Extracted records

——————————

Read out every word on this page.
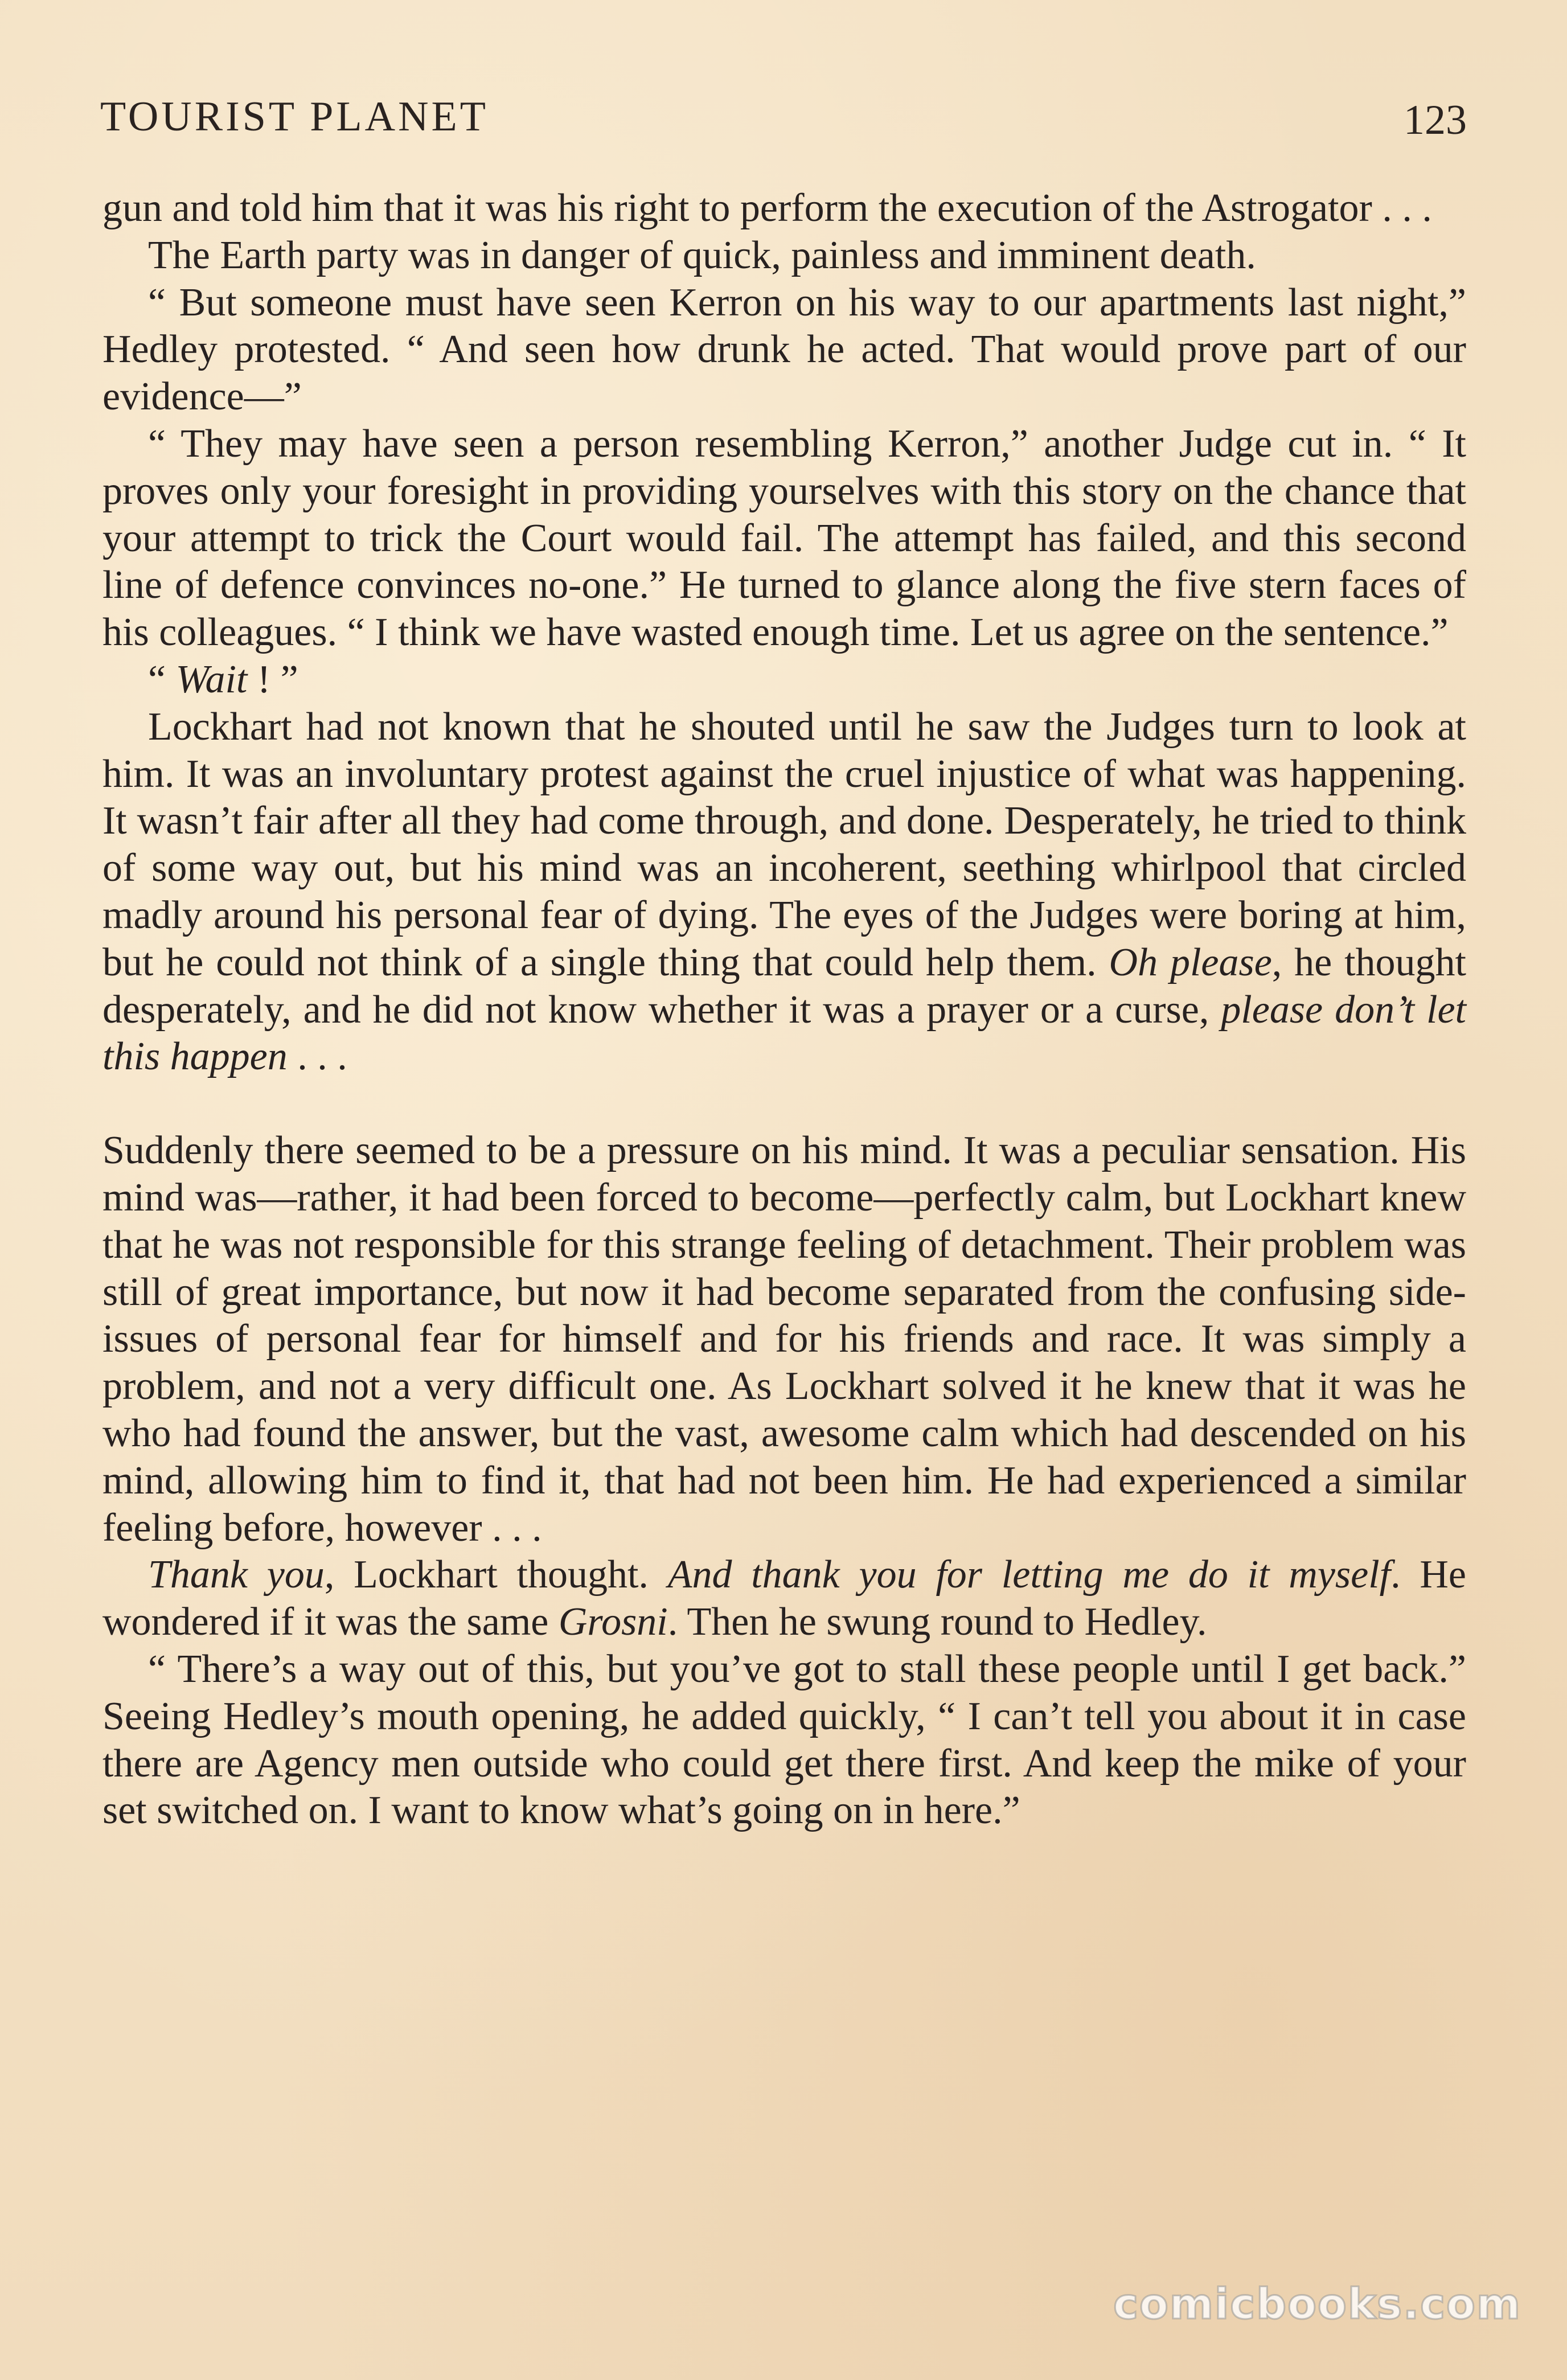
TOURIST PLANET	123

gun and told him that it was his right to perform the execution of the Astrogator . . .

The Earth party was in danger of quick, painless and imminent death.

“ But someone must have seen Kerron on his way to our apartments last night,” Hedley protested. “ And seen how drunk he acted. That would prove part of our evidence—”

“ They may have seen a person resembling Kerron,” another Judge cut in. “ It proves only your foresight in providing yourselves with this story on the chance that your attempt to trick the Court would fail. The attempt has failed, and this second line of defence convinces no-one.” He turned to glance along the five stern faces of his colleagues. “ I think we have wasted enough time. Let us agree on the sentence.”

“ Wait ! ”

Lockhart had not known that he shouted until he saw the Judges turn to look at him. It was an involuntary protest against the cruel injustice of what was happening. It wasn’t fair after all they had come through, and done. Desperately, he tried to think of some way out, but his mind was an incoherent, seething whirlpool that circled madly around his personal fear of dying. The eyes of the Judges were boring at him, but he could not think of a single thing that could help them. Oh please, he thought desperately, and he did not know whether it was a prayer or a curse, please don’t let this happen . . .

Suddenly there seemed to be a pressure on his mind. It was a peculiar sensation. His mind was—rather, it had been forced to become—perfectly calm, but Lockhart knew that he was not responsible for this strange feeling of detachment. Their problem was still of great importance, but now it had become separated from the confusing side-issues of personal fear for himself and for his friends and race. It was simply a problem, and not a very difficult one. As Lockhart solved it he knew that it was he who had found the answer, but the vast, awesome calm which had descended on his mind, allowing him to find it, that had not been him. He had experienced a similar feeling before, however . . .

Thank you, Lockhart thought. And thank you for letting me do it myself. He wondered if it was the same Grosni. Then he swung round to Hedley.

“ There’s a way out of this, but you’ve got to stall these people until I get back.” Seeing Hedley’s mouth opening, he added quickly, “ I can’t tell you about it in case there are Agency men outside who could get there first. And keep the mike of your set switched on. I want to know what’s going on in here.”

comicbooks.com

——————————

§ Instruction:
Are you able to set down all the lines above exactly, without any pictures?

§ Exercise answer:
Read out every word on this page.
TOURIST PLANET	123

gun and told him that it was his right to perform the execution of the Astrogator . . .

The Earth party was in danger of quick, painless and imminent death.

“ But someone must have seen Kerron on his way to our apartments last night,” Hedley protested. “ And seen how drunk he acted. That would prove part of our evidence—”

“ They may have seen a person resembling Kerron,” another Judge cut in. “ It proves only your foresight in providing yourselves with this story on the chance that your attempt to trick the Court would fail. The attempt has failed, and this second line of defence convinces no-one.” He turned to glance along the five stern faces of his colleagues. “ I think we have wasted enough time. Let us agree on the sentence.”

“ Wait ! ”

Lockhart had not known that he shouted until he saw the Judges turn to look at him. It was an involuntary protest against the cruel injustice of what was happening. It wasn’t fair after all they had come through, and done. Desperately, he tried to think of some way out, but his mind was an incoherent, seething whirlpool that circled madly around his personal fear of dying. The eyes of the Judges were boring at him, but he could not think of a single thing that could help them. Oh please, he thought desperately, and he did not know whether it was a prayer or a curse, please don’t let this happen . . .

Suddenly there seemed to be a pressure on his mind. It was a peculiar sensation. His mind was—rather, it had been forced to become—perfectly calm, but Lockhart knew that he was not responsible for this strange feeling of detachment. Their problem was still of great importance, but now it had become separated from the confusing side-issues of personal fear for himself and for his friends and race. It was simply a problem, and not a very difficult one. As Lockhart solved it he knew that it was he who had found the answer, but the vast, awesome calm which had descended on his mind, allowing him to find it, that had not been him. He had experienced a similar feeling before, however . . .

Thank you, Lockhart thought. And thank you for letting me do it myself. He wondered if it was the same Grosni. Then he swung round to Hedley.

“ There’s a way out of this, but you’ve got to stall these people until I get back.” Seeing Hedley’s mouth opening, he added quickly, “ I can’t tell you about it in case there are Agency men outside who could get there first. And keep the mike of your set switched on. I want to know what’s going on in here.”

comicbooks.com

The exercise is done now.